(Stored items)
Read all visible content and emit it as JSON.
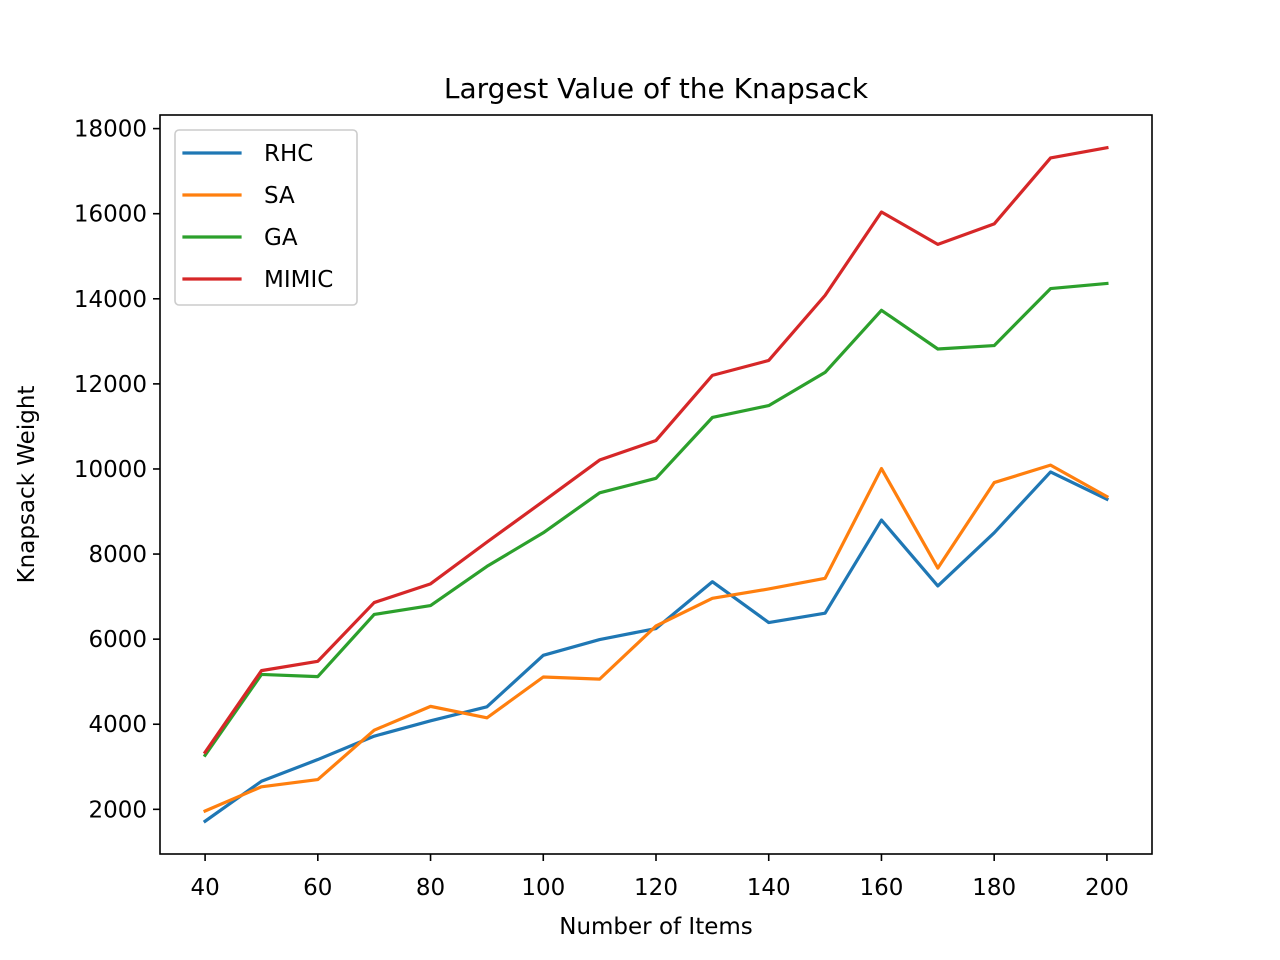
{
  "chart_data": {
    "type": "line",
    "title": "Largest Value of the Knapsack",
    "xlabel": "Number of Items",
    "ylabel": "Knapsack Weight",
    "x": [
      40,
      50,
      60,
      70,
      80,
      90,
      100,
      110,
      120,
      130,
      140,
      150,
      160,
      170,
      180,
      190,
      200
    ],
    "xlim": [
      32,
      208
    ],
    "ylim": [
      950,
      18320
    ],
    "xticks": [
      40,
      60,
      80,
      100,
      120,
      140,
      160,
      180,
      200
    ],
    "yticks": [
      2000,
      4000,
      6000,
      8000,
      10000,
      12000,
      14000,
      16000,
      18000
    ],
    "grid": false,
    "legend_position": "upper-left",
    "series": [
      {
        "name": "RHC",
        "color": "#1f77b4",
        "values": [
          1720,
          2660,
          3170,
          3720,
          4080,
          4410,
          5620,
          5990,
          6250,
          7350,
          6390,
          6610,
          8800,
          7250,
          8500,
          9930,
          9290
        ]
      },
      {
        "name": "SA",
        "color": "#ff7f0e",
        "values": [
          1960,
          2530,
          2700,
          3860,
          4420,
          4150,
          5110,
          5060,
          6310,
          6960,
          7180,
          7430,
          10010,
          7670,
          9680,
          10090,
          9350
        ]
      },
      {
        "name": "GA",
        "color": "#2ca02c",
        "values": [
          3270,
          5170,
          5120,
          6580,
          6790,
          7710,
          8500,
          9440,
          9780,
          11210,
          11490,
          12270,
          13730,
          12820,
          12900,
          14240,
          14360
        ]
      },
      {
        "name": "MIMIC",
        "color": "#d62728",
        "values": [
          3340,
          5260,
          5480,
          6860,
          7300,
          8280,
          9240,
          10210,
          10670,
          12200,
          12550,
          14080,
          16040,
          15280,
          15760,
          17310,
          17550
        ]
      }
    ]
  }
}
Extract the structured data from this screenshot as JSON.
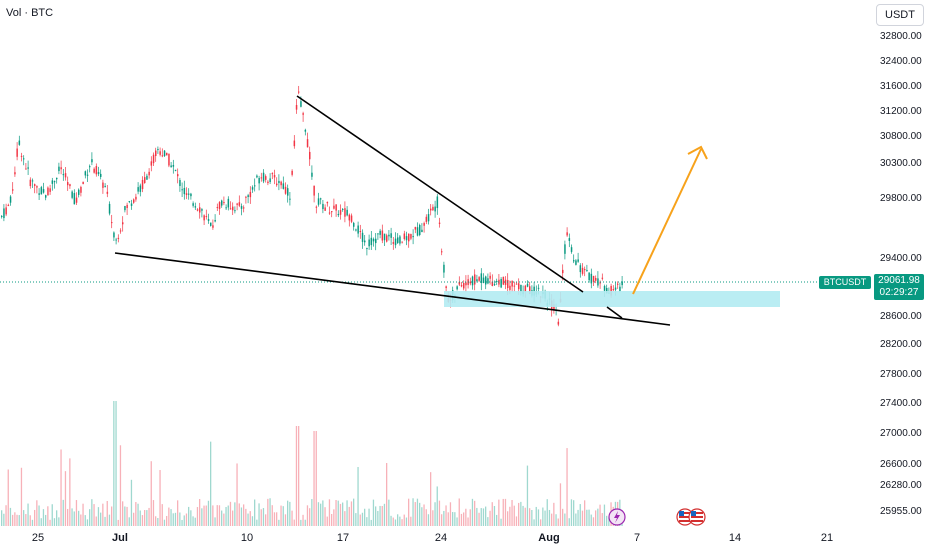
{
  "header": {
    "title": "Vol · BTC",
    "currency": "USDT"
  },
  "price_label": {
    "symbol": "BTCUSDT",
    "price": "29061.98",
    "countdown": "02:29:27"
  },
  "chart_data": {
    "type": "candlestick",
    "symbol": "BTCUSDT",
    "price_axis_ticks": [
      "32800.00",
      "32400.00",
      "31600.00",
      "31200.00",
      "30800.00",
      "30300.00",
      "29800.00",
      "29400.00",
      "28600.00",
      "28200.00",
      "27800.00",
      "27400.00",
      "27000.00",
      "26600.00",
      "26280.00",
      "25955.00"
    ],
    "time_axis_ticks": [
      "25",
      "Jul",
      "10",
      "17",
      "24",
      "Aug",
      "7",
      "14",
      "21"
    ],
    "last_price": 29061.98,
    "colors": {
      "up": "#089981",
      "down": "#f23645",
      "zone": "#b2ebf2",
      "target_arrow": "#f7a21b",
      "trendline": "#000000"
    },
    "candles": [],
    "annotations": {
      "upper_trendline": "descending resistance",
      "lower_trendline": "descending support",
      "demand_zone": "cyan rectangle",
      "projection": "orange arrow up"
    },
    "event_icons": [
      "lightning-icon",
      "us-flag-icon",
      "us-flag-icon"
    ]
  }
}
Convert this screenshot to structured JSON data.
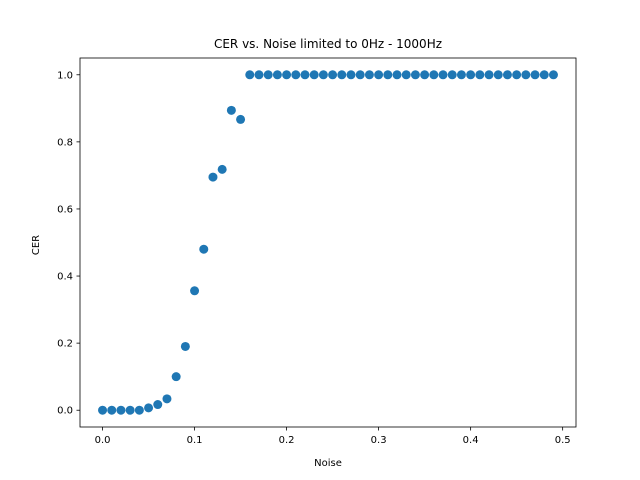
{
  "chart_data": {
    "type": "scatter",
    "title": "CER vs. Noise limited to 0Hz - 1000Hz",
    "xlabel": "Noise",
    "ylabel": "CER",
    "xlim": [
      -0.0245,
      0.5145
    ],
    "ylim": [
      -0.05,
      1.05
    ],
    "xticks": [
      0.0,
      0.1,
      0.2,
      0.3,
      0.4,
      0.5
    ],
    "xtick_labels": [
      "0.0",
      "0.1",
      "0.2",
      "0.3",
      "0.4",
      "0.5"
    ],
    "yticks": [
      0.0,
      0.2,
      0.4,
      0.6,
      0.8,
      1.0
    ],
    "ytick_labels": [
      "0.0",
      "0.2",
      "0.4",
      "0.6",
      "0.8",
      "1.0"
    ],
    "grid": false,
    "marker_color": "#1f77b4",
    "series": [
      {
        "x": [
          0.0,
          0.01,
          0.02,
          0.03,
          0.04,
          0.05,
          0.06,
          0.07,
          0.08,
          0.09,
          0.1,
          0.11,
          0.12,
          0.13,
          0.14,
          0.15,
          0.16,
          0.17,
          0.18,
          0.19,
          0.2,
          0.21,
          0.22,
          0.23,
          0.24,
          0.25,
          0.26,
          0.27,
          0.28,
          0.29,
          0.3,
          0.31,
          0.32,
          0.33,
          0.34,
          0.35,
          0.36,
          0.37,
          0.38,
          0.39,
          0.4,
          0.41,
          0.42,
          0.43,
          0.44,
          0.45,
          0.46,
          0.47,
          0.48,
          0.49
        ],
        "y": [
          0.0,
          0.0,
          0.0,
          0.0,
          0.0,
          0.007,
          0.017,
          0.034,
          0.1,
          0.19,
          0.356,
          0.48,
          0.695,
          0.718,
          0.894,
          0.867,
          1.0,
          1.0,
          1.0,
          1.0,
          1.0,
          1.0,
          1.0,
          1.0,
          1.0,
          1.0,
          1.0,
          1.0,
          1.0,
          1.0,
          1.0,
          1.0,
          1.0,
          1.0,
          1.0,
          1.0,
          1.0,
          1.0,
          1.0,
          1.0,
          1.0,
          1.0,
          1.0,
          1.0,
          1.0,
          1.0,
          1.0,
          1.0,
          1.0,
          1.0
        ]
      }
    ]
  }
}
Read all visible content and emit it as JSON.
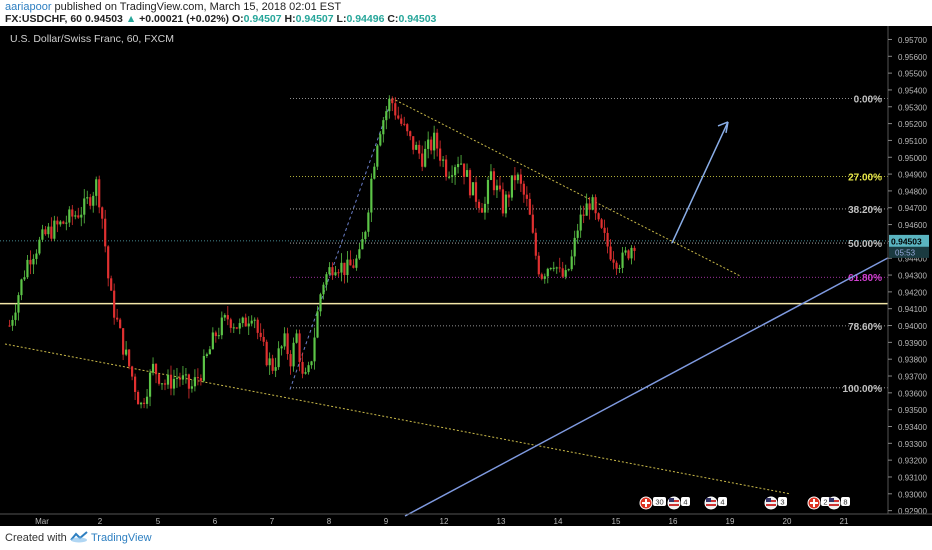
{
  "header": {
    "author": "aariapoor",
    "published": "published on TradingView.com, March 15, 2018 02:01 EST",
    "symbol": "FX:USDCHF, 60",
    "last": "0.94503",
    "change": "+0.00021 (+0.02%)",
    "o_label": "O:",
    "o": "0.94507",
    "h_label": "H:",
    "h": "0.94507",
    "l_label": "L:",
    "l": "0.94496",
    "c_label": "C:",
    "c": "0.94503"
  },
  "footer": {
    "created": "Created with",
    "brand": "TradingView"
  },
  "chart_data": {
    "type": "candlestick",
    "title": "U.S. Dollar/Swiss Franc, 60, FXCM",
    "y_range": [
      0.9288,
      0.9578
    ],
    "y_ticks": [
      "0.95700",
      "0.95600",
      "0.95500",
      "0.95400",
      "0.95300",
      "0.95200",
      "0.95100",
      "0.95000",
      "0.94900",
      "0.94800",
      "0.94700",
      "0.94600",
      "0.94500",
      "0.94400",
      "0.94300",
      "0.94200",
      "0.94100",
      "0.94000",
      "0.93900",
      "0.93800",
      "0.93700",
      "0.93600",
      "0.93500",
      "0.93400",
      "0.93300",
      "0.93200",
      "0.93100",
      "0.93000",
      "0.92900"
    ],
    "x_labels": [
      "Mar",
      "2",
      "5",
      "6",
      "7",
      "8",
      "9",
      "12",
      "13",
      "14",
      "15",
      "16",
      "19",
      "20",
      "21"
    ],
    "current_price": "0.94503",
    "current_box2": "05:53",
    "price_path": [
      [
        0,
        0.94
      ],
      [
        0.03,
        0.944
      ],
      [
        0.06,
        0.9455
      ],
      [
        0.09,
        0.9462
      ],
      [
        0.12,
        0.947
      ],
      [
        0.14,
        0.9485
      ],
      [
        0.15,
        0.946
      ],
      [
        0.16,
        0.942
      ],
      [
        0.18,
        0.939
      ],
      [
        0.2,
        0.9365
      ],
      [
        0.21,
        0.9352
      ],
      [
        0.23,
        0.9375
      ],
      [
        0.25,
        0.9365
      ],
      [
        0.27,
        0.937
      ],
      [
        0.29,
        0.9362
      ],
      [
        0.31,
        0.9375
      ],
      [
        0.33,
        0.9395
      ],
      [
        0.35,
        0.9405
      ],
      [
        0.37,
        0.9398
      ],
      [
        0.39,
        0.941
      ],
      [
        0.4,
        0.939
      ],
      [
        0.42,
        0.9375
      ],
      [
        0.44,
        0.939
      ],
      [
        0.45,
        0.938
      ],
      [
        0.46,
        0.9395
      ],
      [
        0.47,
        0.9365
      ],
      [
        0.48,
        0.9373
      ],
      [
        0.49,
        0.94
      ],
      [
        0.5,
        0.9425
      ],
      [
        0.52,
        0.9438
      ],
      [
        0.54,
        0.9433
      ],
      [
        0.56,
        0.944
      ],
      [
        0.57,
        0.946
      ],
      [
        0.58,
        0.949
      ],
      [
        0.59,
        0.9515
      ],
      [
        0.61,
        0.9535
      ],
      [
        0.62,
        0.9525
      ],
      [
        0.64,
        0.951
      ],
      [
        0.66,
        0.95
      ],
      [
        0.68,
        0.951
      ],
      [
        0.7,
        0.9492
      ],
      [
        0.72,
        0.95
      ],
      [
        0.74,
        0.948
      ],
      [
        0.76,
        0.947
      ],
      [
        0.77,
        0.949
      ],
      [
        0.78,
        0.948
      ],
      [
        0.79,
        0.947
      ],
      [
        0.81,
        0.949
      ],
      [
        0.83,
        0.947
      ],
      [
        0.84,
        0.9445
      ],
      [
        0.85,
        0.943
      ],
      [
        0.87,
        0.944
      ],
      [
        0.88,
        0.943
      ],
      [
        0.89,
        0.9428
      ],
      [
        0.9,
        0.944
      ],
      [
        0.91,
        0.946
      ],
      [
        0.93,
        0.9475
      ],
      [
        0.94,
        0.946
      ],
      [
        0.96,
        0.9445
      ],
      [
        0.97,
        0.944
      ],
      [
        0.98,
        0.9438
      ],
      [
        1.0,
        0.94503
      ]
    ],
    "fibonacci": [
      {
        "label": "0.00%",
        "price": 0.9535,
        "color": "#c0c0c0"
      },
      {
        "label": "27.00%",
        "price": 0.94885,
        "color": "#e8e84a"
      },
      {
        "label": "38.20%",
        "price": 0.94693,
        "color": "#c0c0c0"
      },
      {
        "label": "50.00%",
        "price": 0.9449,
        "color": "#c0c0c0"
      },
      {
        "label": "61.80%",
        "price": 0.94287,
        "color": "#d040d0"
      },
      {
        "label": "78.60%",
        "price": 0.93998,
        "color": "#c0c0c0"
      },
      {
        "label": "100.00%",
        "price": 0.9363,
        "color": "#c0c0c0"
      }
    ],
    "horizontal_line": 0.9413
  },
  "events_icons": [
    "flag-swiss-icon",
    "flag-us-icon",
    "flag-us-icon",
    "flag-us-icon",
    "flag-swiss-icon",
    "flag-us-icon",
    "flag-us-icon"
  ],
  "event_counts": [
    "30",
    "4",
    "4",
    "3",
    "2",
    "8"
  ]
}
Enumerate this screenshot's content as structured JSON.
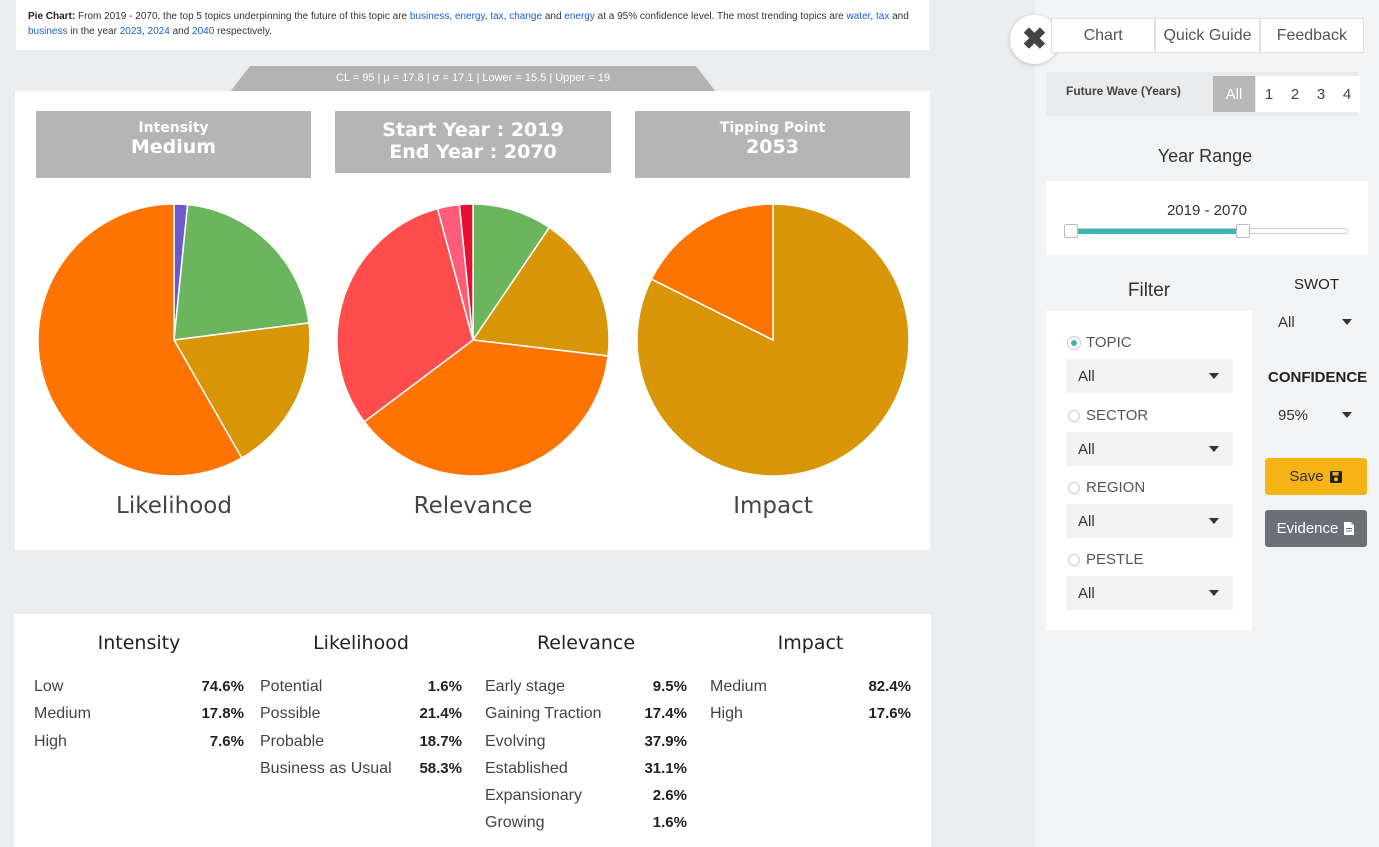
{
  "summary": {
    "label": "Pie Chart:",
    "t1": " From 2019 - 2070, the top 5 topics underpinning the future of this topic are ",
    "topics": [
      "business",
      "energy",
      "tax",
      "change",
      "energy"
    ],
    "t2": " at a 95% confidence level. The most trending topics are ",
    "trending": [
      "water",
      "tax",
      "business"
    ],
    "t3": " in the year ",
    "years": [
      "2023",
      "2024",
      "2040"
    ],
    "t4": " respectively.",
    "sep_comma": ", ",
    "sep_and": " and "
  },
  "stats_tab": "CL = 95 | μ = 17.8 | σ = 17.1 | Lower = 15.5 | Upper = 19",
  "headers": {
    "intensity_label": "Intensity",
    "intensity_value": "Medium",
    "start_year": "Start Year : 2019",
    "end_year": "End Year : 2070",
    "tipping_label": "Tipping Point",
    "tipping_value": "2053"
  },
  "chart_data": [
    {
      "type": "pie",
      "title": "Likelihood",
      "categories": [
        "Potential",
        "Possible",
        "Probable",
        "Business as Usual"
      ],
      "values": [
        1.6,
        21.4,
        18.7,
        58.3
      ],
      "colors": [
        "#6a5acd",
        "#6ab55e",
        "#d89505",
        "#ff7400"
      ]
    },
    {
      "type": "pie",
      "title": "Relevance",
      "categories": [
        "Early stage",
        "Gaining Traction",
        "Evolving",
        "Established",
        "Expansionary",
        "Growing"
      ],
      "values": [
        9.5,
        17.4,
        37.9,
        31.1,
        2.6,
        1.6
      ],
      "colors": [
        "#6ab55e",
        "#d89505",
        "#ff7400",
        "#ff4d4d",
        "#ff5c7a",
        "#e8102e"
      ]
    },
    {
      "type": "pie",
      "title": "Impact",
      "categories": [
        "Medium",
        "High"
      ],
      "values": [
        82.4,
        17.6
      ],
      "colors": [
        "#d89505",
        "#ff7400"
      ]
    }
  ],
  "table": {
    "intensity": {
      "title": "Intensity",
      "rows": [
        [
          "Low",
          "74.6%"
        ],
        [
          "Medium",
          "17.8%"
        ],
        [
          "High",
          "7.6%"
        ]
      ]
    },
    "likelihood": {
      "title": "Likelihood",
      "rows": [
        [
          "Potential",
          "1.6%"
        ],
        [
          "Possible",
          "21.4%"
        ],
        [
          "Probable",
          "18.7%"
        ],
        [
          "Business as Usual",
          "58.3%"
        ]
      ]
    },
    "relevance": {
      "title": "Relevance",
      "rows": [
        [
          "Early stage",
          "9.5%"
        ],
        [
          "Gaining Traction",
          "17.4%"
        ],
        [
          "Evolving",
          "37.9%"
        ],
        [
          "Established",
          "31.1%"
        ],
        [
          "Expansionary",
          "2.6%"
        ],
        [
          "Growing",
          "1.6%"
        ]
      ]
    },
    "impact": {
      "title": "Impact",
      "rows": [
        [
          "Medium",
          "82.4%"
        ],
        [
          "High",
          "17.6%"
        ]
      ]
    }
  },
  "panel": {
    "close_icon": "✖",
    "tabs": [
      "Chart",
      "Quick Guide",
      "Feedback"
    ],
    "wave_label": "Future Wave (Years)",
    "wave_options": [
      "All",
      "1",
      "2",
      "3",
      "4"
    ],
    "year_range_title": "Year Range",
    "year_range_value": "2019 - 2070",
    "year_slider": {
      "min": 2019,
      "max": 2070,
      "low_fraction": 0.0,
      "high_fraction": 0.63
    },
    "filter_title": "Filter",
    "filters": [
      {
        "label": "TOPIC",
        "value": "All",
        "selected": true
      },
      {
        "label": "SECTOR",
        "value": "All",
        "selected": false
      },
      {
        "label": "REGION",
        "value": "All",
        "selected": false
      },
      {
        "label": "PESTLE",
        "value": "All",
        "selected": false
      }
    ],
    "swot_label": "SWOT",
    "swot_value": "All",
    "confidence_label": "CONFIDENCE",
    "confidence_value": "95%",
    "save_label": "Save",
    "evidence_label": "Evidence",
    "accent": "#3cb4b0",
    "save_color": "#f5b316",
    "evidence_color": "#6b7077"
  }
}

■ Exercise description ■
Search the data above for the string "screenshot" and return every line that has it.

■ Response below ■
Extract the structured data from this screenshot as JSON.
Convert this screenshot to structured JSON data.
Enumerate this screenshot's content as structured JSON.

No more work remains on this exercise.